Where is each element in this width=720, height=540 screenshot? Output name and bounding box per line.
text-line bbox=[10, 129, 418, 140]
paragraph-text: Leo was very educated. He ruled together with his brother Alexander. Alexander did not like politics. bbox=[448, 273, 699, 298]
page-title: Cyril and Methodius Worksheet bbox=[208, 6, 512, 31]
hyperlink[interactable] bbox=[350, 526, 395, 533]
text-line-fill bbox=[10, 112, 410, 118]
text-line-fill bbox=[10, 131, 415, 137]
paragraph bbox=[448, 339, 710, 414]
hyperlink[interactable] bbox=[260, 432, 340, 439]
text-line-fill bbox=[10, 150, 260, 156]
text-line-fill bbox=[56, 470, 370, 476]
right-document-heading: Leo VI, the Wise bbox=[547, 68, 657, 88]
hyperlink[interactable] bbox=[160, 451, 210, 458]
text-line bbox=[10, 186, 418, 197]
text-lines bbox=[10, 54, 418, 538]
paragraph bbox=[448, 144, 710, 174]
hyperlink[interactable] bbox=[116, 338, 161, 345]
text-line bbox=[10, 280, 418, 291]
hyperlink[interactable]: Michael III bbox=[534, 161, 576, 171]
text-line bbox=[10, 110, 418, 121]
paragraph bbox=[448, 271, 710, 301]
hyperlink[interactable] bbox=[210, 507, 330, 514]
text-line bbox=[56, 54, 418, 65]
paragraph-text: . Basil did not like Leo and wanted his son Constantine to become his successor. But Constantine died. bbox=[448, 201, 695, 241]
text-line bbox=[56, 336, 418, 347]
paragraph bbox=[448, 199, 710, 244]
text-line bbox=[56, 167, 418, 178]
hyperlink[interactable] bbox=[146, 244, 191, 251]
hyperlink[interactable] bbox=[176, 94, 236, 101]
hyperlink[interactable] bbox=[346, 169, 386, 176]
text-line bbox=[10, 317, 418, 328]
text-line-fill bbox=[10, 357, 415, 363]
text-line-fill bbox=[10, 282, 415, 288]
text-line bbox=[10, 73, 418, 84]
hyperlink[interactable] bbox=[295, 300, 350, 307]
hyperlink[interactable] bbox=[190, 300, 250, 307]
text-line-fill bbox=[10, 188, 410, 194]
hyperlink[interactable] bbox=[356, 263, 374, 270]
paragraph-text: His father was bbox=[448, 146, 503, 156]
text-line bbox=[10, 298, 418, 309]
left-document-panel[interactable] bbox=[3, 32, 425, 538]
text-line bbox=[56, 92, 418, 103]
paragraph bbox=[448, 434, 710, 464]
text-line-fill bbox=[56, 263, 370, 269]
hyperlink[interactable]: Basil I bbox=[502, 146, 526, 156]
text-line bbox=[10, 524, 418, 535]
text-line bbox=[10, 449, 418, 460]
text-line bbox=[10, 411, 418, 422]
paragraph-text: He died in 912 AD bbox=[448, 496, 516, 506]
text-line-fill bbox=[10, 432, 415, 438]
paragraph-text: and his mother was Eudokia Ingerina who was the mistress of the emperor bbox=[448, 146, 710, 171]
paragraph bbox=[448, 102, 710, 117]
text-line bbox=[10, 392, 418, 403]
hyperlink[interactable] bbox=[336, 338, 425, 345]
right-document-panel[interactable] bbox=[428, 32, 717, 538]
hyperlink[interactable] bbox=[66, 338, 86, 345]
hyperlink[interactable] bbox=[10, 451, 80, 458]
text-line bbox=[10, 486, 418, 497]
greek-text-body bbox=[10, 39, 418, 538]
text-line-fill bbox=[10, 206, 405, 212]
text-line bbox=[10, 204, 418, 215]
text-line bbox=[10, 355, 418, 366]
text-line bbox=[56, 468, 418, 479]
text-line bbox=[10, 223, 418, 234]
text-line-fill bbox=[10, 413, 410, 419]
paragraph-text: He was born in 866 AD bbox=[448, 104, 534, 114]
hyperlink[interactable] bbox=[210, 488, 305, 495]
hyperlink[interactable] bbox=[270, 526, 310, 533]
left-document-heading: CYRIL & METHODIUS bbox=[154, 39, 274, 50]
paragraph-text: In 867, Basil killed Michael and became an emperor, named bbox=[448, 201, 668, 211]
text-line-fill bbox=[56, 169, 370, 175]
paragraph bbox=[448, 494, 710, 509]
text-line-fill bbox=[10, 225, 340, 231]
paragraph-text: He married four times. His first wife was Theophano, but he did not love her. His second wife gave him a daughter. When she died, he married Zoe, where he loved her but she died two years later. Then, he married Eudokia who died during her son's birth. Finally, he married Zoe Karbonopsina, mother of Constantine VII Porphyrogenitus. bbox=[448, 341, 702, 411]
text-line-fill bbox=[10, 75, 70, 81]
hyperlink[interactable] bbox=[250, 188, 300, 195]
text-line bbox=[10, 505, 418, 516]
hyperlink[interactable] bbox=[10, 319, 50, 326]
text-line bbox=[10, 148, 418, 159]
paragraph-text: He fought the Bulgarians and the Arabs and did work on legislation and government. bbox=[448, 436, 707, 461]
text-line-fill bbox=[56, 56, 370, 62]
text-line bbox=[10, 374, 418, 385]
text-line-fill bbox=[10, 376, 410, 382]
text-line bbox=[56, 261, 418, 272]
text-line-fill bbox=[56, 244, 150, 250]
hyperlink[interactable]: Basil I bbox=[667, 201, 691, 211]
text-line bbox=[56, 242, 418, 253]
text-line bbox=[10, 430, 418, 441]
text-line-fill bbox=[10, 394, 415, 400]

## SET EXERCISE
Give every line of the entries above as one numbered list, leaving out any blank lines.

## OUTPUT BELOW
1. Where is each element in this width=720, height=540 screenshot? Output name and bounding box per line.
2. text-line bbox=[10, 129, 418, 140]
3. paragraph-text: Leo was very educated. He ruled together with his brother Alexander. Alexander did not like politics. bbox=[448, 273, 699, 298]
4. page-title: Cyril and Methodius Worksheet bbox=[208, 6, 512, 31]
5. hyperlink[interactable] bbox=[350, 526, 395, 533]
6. text-line-fill bbox=[10, 112, 410, 118]
7. text-line-fill bbox=[10, 131, 415, 137]
8. paragraph bbox=[448, 339, 710, 414]
9. hyperlink[interactable] bbox=[260, 432, 340, 439]
10. text-line-fill bbox=[10, 150, 260, 156]
11. text-line-fill bbox=[56, 470, 370, 476]
12. right-document-heading: Leo VI, the Wise bbox=[547, 68, 657, 88]
13. hyperlink[interactable] bbox=[160, 451, 210, 458]
14. text-line bbox=[10, 186, 418, 197]
15. text-lines bbox=[10, 54, 418, 538]
16. paragraph bbox=[448, 144, 710, 174]
17. hyperlink[interactable] bbox=[116, 338, 161, 345]
18. text-line bbox=[10, 280, 418, 291]
19. hyperlink[interactable]: Michael III bbox=[534, 161, 576, 171]
20. text-line bbox=[10, 110, 418, 121]
21. paragraph bbox=[448, 271, 710, 301]
22. hyperlink[interactable] bbox=[210, 507, 330, 514]
23. text-line bbox=[56, 54, 418, 65]
24. paragraph-text: . Basil did not like Leo and wanted his son Constantine to become his successor. But Constantine died. bbox=[448, 201, 695, 241]
25. text-line bbox=[56, 336, 418, 347]
26. paragraph bbox=[448, 199, 710, 244]
27. text-line bbox=[56, 167, 418, 178]
28. hyperlink[interactable] bbox=[146, 244, 191, 251]
29. hyperlink[interactable] bbox=[176, 94, 236, 101]
30. hyperlink[interactable] bbox=[346, 169, 386, 176]
31. text-line bbox=[10, 317, 418, 328]
32. text-line-fill bbox=[10, 357, 415, 363]
33. text-line-fill bbox=[10, 282, 415, 288]
34. text-line bbox=[10, 73, 418, 84]
35. hyperlink[interactable] bbox=[295, 300, 350, 307]
36. hyperlink[interactable] bbox=[190, 300, 250, 307]
37. text-line-fill bbox=[10, 188, 410, 194]
38. hyperlink[interactable] bbox=[356, 263, 374, 270]
39. paragraph-text: His father was bbox=[448, 146, 503, 156]
40. text-line bbox=[10, 298, 418, 309]
41. left-document-panel[interactable] bbox=[3, 32, 425, 538]
42. text-line bbox=[56, 92, 418, 103]
43. paragraph bbox=[448, 434, 710, 464]
44. text-line-fill bbox=[56, 263, 370, 269]
45. hyperlink[interactable]: Basil I bbox=[502, 146, 526, 156]
46. text-line bbox=[10, 524, 418, 535]
47. text-line bbox=[10, 449, 418, 460]
48. text-line bbox=[10, 411, 418, 422]
49. paragraph-text: He died in 912 AD bbox=[448, 496, 516, 506]
50. text-line-fill bbox=[10, 432, 415, 438]
51. paragraph-text: and his mother was Eudokia Ingerina who was the mistress of the emperor bbox=[448, 146, 710, 171]
52. paragraph bbox=[448, 102, 710, 117]
53. text-line bbox=[10, 392, 418, 403]
54. hyperlink[interactable] bbox=[336, 338, 425, 345]
55. right-document-panel[interactable] bbox=[428, 32, 717, 538]
56. hyperlink[interactable] bbox=[66, 338, 86, 345]
57. hyperlink[interactable] bbox=[10, 451, 80, 458]
58. text-line bbox=[10, 486, 418, 497]
59. greek-text-body bbox=[10, 39, 418, 538]
60. text-line-fill bbox=[10, 206, 405, 212]
61. text-line bbox=[10, 204, 418, 215]
62. text-line bbox=[10, 355, 418, 366]
63. text-line bbox=[56, 468, 418, 479]
64. text-line bbox=[10, 223, 418, 234]
65. text-line-fill bbox=[10, 413, 410, 419]
66. paragraph-text: He was born in 866 AD bbox=[448, 104, 534, 114]
67. hyperlink[interactable] bbox=[210, 488, 305, 495]
68. hyperlink[interactable] bbox=[270, 526, 310, 533]
69. left-document-heading: CYRIL & METHODIUS bbox=[154, 39, 274, 50]
70. paragraph-text: In 867, Basil killed Michael and became an emperor, named bbox=[448, 201, 668, 211]
71. text-line-fill bbox=[56, 169, 370, 175]
72. paragraph bbox=[448, 494, 710, 509]
73. text-line-fill bbox=[10, 225, 340, 231]
74. paragraph-text: He married four times. His first wife was Theophano, but he did not love her. His second wife gave him a daughter. When she died, he married Zoe, where he loved her but she died two years later. Then, he married Eudokia who died during her son's birth. Finally, he married Zoe Karbonopsina, mother of Constantine VII Porphyrogenitus. bbox=[448, 341, 702, 411]
75. text-line-fill bbox=[10, 75, 70, 81]
76. hyperlink[interactable] bbox=[250, 188, 300, 195]
77. text-line bbox=[10, 505, 418, 516]
78. hyperlink[interactable] bbox=[10, 319, 50, 326]
79. text-line bbox=[10, 148, 418, 159]
80. paragraph-text: He fought the Bulgarians and the Arabs and did work on legislation and government. bbox=[448, 436, 707, 461]
81. text-line-fill bbox=[56, 56, 370, 62]
82. text-line bbox=[10, 374, 418, 385]
83. text-line-fill bbox=[10, 376, 410, 382]
84. text-line bbox=[56, 261, 418, 272]
85. text-line-fill bbox=[56, 244, 150, 250]
86. hyperlink[interactable]: Basil I bbox=[667, 201, 691, 211]
87. text-line bbox=[56, 242, 418, 253]
88. text-line bbox=[10, 430, 418, 441]
89. text-line-fill bbox=[10, 394, 415, 400]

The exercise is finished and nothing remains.